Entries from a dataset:
^^^^^^^^

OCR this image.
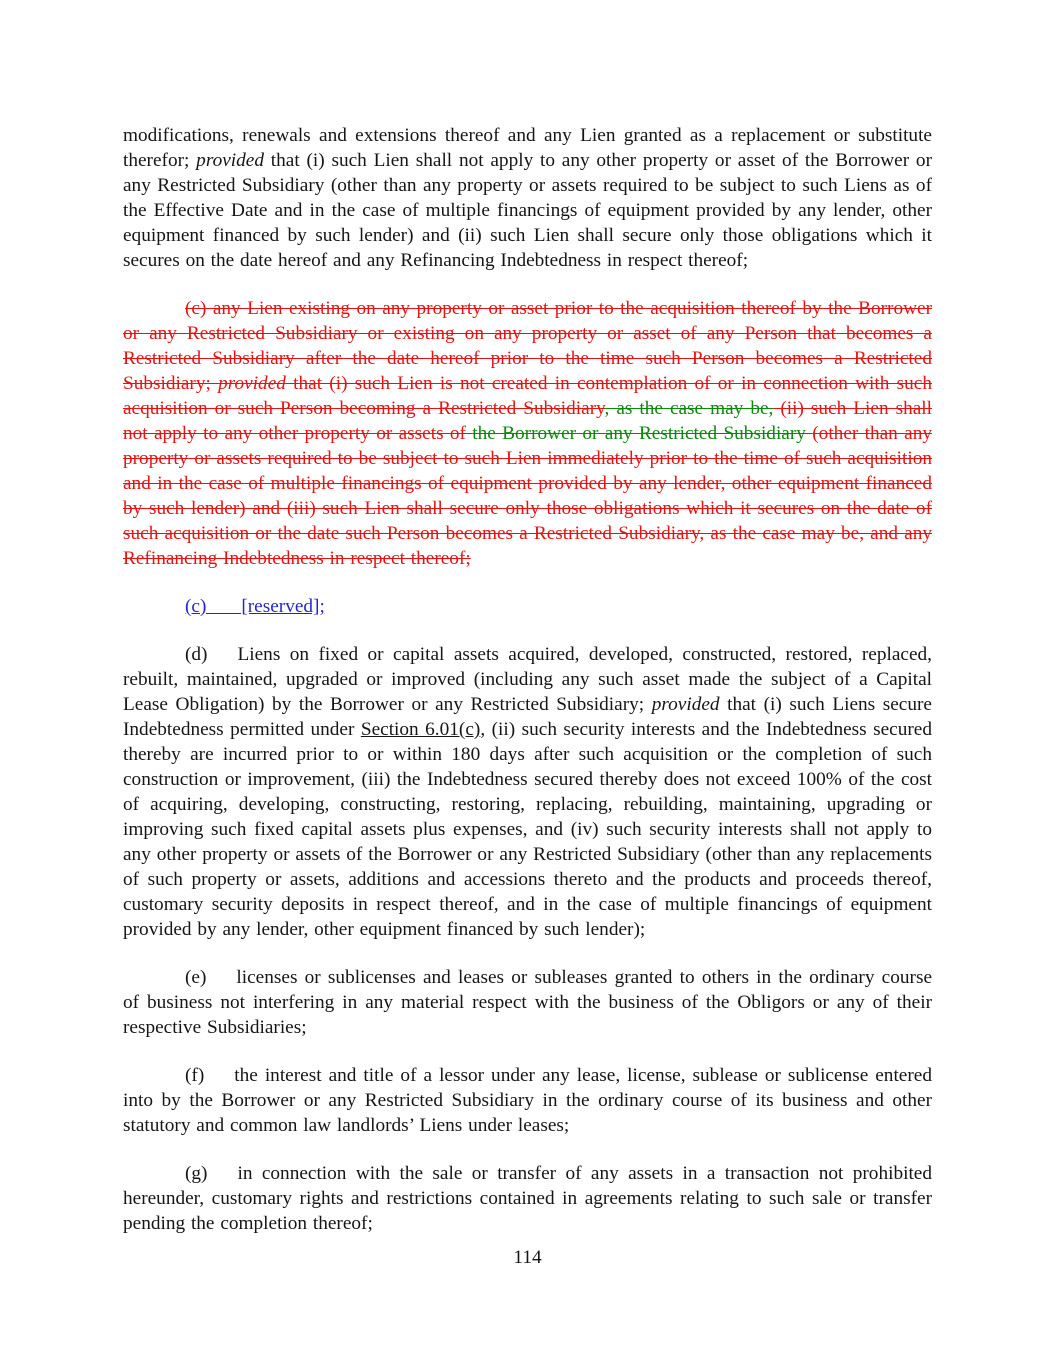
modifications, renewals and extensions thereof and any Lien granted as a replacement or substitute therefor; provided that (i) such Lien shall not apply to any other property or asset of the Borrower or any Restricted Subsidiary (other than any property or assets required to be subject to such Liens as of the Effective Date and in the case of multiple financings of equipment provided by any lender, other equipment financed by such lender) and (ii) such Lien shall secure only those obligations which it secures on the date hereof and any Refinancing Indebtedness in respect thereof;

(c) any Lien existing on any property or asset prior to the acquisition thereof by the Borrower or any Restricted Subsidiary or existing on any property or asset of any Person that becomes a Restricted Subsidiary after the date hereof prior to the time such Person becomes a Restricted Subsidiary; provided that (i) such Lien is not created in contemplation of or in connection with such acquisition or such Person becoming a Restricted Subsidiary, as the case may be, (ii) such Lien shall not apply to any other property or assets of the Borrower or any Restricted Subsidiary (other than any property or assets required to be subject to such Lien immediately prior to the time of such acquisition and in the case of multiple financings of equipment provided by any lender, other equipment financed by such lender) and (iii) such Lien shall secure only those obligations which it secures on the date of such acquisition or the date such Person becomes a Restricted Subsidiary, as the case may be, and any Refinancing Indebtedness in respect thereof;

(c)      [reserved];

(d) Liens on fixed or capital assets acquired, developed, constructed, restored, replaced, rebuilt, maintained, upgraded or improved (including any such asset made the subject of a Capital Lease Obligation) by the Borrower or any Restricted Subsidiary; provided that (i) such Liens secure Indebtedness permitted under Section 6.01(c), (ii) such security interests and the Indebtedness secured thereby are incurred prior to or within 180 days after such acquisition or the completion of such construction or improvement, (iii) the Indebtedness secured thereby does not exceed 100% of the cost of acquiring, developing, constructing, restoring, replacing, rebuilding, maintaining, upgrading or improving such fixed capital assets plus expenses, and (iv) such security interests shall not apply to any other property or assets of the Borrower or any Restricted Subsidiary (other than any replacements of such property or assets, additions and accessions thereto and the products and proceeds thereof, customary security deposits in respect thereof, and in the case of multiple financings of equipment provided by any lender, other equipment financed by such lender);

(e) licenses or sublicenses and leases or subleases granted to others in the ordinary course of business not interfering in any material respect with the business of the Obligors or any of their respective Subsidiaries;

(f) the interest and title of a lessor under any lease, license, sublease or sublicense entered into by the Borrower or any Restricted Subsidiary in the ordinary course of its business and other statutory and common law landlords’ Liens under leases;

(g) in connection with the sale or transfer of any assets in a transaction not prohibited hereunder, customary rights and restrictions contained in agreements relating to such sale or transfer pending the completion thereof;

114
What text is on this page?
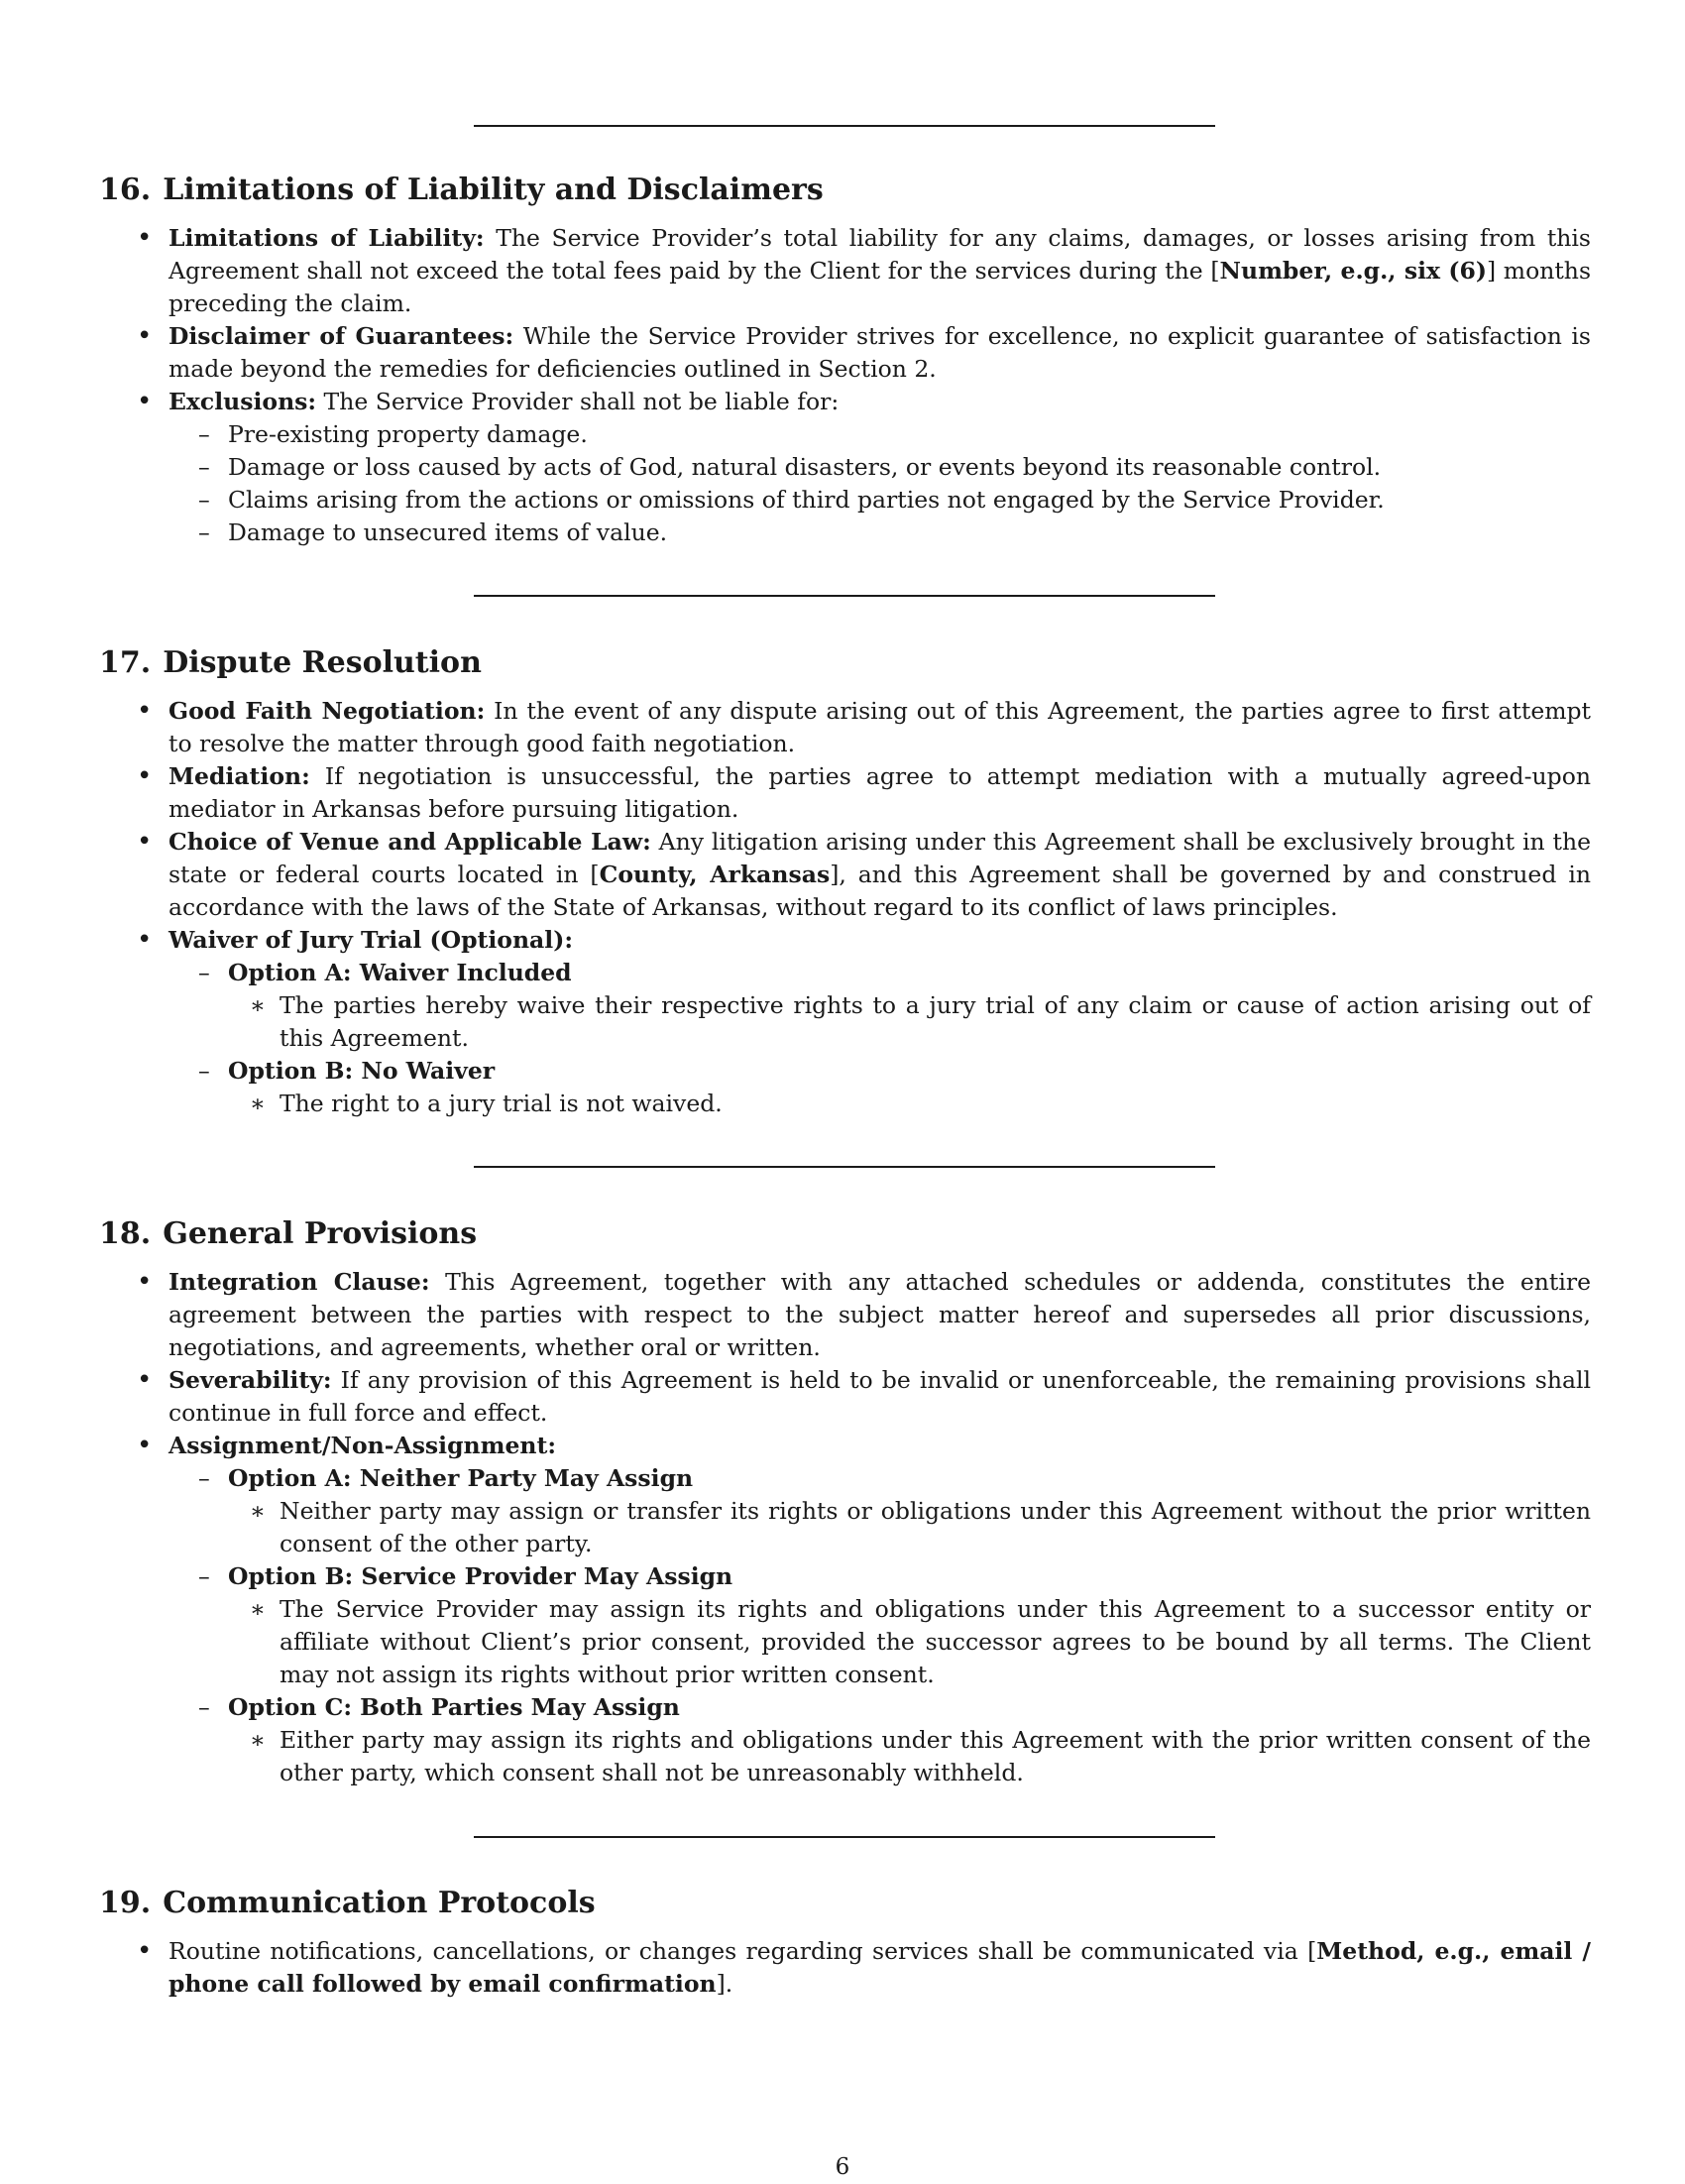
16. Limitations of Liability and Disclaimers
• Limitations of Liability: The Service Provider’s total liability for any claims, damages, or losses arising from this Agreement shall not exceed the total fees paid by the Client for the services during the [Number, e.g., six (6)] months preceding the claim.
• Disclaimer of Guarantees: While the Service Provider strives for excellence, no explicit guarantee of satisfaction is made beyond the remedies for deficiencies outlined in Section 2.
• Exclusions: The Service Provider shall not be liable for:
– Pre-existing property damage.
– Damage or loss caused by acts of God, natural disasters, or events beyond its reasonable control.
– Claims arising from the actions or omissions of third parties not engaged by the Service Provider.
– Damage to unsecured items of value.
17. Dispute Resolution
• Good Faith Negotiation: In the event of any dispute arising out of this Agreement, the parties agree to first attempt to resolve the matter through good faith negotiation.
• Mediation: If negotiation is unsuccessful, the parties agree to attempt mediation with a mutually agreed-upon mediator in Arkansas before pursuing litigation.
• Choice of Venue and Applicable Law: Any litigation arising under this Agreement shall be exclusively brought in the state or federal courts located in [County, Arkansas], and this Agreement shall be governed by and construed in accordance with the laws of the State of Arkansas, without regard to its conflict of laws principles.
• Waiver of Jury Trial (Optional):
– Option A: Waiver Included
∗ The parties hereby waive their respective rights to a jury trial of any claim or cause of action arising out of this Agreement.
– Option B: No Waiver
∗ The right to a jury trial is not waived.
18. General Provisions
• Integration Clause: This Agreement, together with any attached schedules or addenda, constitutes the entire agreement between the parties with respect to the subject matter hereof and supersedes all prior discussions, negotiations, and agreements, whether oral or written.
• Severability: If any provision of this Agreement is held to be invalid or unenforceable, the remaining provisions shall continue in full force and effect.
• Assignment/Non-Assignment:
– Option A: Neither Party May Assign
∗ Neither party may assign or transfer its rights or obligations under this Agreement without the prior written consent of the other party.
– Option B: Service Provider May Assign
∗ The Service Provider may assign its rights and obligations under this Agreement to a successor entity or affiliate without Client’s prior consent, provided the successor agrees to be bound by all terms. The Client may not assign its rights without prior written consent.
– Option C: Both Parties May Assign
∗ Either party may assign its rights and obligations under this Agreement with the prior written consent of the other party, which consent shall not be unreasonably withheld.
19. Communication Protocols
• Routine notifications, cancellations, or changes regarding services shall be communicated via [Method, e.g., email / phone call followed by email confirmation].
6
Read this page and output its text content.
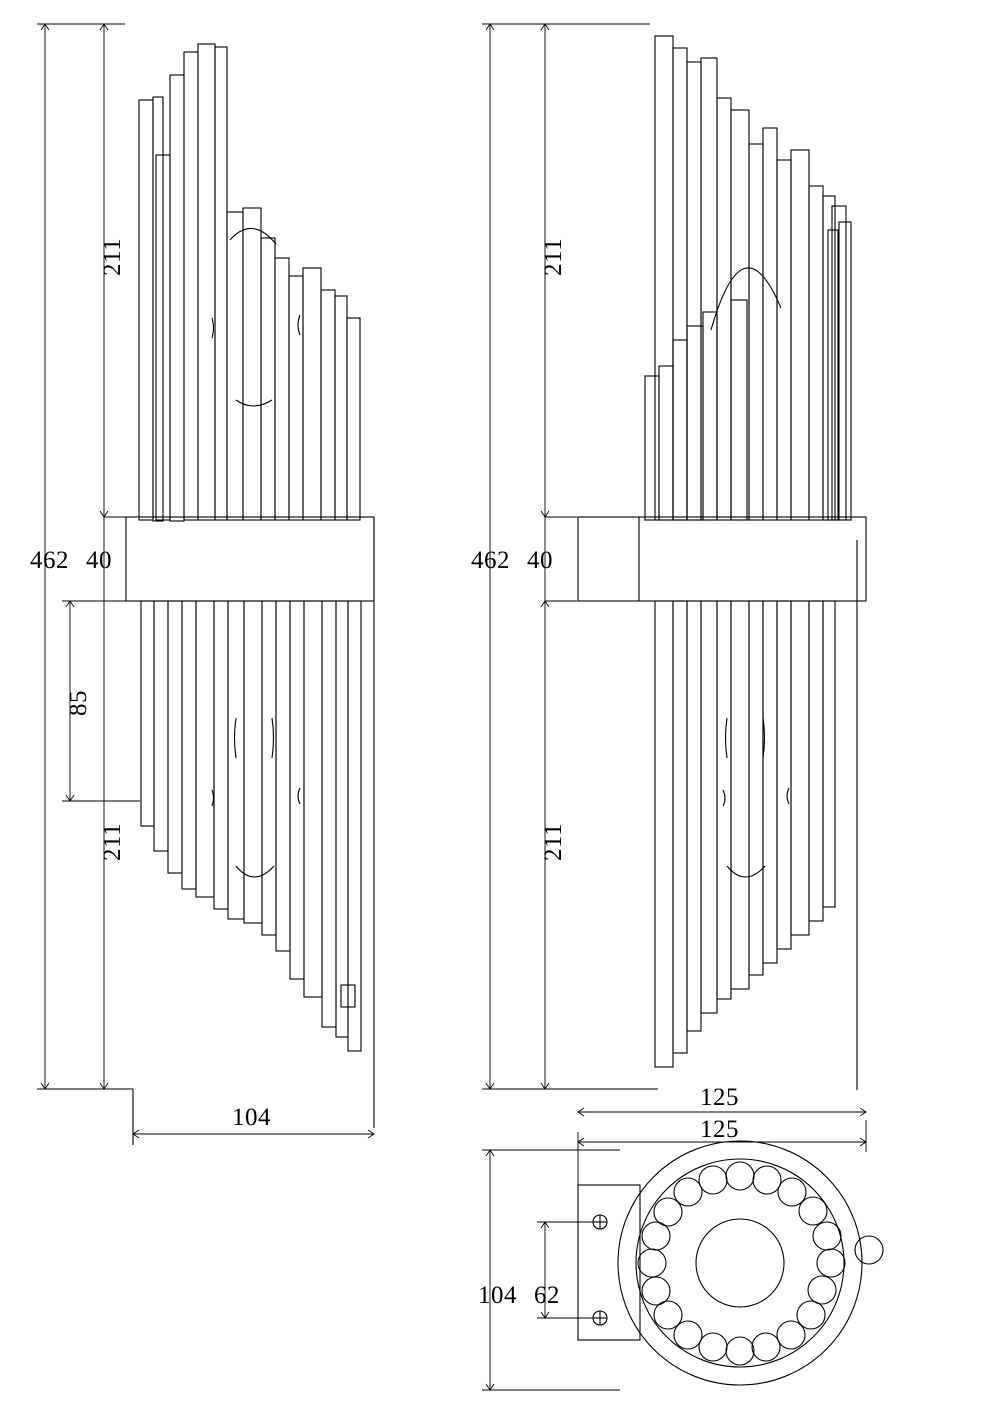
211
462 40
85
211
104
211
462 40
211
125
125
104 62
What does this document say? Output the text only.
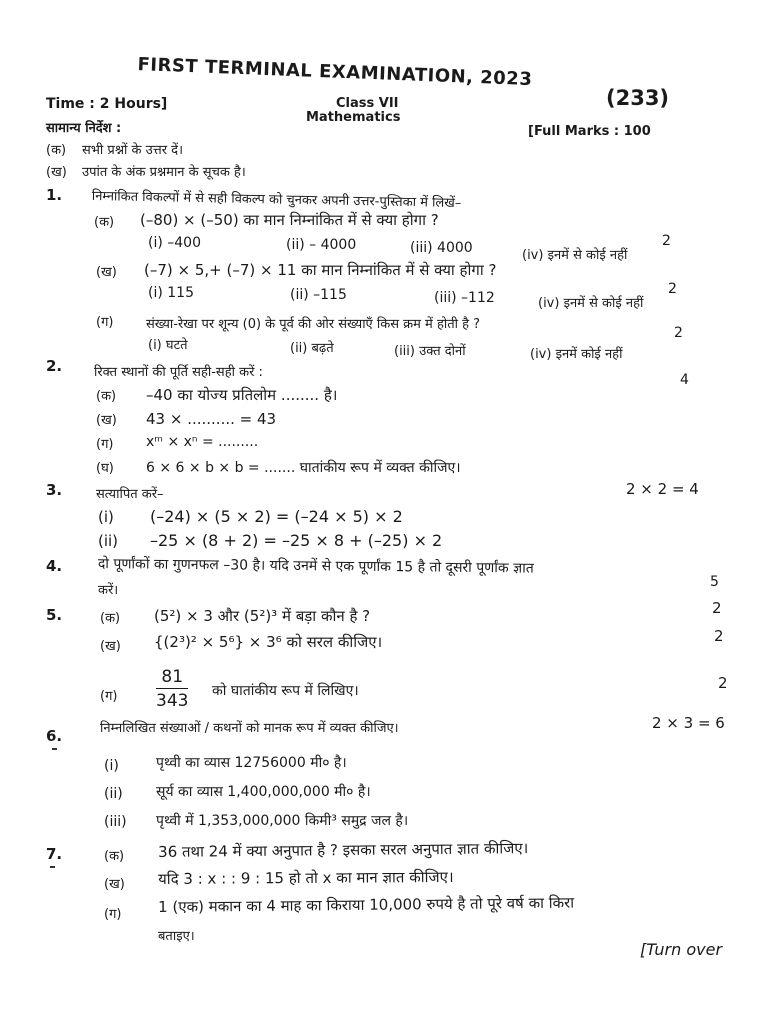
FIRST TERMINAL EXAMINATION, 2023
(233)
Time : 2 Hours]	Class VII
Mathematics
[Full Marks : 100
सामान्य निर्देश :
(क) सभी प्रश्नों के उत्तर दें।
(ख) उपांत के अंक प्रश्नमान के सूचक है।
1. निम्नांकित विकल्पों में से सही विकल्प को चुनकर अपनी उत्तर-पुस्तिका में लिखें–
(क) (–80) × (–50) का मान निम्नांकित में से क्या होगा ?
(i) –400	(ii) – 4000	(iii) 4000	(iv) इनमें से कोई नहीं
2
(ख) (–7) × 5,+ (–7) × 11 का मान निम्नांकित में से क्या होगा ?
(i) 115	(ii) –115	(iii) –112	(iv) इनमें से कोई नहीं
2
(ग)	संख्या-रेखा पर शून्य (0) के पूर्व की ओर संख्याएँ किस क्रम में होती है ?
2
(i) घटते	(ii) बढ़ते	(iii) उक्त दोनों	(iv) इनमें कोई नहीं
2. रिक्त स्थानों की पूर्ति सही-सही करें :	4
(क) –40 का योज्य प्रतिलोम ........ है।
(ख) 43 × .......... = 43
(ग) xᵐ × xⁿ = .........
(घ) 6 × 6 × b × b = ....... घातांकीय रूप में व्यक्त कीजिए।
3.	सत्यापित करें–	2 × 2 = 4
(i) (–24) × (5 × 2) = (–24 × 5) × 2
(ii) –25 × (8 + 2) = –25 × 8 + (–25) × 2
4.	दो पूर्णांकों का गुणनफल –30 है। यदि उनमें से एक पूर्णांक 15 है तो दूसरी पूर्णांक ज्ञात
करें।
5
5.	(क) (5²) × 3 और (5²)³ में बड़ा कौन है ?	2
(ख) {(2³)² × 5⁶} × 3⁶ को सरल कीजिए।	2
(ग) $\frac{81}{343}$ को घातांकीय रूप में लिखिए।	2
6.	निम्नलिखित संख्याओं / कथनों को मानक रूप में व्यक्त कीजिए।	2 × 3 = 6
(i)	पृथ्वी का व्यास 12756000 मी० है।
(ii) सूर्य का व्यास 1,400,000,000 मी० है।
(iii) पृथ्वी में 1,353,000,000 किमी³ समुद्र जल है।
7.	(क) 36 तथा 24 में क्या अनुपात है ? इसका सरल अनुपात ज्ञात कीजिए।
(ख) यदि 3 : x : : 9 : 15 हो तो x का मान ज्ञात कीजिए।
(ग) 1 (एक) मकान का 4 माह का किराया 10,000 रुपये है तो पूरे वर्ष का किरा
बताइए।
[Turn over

^^^^^^^^

The request >> Set down the line containing "What does this", then every later line through the end of the material, exactly as written; omit any picture.

Solution to this exercise >>
What does this document say? Output the text only.
FIRST TERMINAL EXAMINATION, 2023
(233)
Time : 2 Hours]	Class VII
Mathematics
[Full Marks : 100
सामान्य निर्देश :
(क) सभी प्रश्नों के उत्तर दें।
(ख) उपांत के अंक प्रश्नमान के सूचक है।
1. निम्नांकित विकल्पों में से सही विकल्प को चुनकर अपनी उत्तर-पुस्तिका में लिखें–
(क) (–80) × (–50) का मान निम्नांकित में से क्या होगा ?
(i) –400	(ii) – 4000	(iii) 4000	(iv) इनमें से कोई नहीं
2
(ख) (–7) × 5,+ (–7) × 11 का मान निम्नांकित में से क्या होगा ?
(i) 115	(ii) –115	(iii) –112	(iv) इनमें से कोई नहीं
2
(ग)	संख्या-रेखा पर शून्य (0) के पूर्व की ओर संख्याएँ किस क्रम में होती है ?
2
(i) घटते	(ii) बढ़ते	(iii) उक्त दोनों	(iv) इनमें कोई नहीं
2. रिक्त स्थानों की पूर्ति सही-सही करें :	4
(क) –40 का योज्य प्रतिलोम ........ है।
(ख) 43 × .......... = 43
(ग) xᵐ × xⁿ = .........
(घ) 6 × 6 × b × b = ....... घातांकीय रूप में व्यक्त कीजिए।
3.	सत्यापित करें–	2 × 2 = 4
(i) (–24) × (5 × 2) = (–24 × 5) × 2
(ii) –25 × (8 + 2) = –25 × 8 + (–25) × 2
4.	दो पूर्णांकों का गुणनफल –30 है। यदि उनमें से एक पूर्णांक 15 है तो दूसरी पूर्णांक ज्ञात
करें।
5
5.	(क) (5²) × 3 और (5²)³ में बड़ा कौन है ?	2
(ख) {(2³)² × 5⁶} × 3⁶ को सरल कीजिए।	2
(ग) $\frac{81}{343}$ को घातांकीय रूप में लिखिए।	2
6.	निम्नलिखित संख्याओं / कथनों को मानक रूप में व्यक्त कीजिए।	2 × 3 = 6
(i)	पृथ्वी का व्यास 12756000 मी० है।
(ii) सूर्य का व्यास 1,400,000,000 मी० है।
(iii) पृथ्वी में 1,353,000,000 किमी³ समुद्र जल है।
7.	(क) 36 तथा 24 में क्या अनुपात है ? इसका सरल अनुपात ज्ञात कीजिए।
(ख) यदि 3 : x : : 9 : 15 हो तो x का मान ज्ञात कीजिए।
(ग) 1 (एक) मकान का 4 माह का किराया 10,000 रुपये है तो पूरे वर्ष का किरा
बताइए।
[Turn over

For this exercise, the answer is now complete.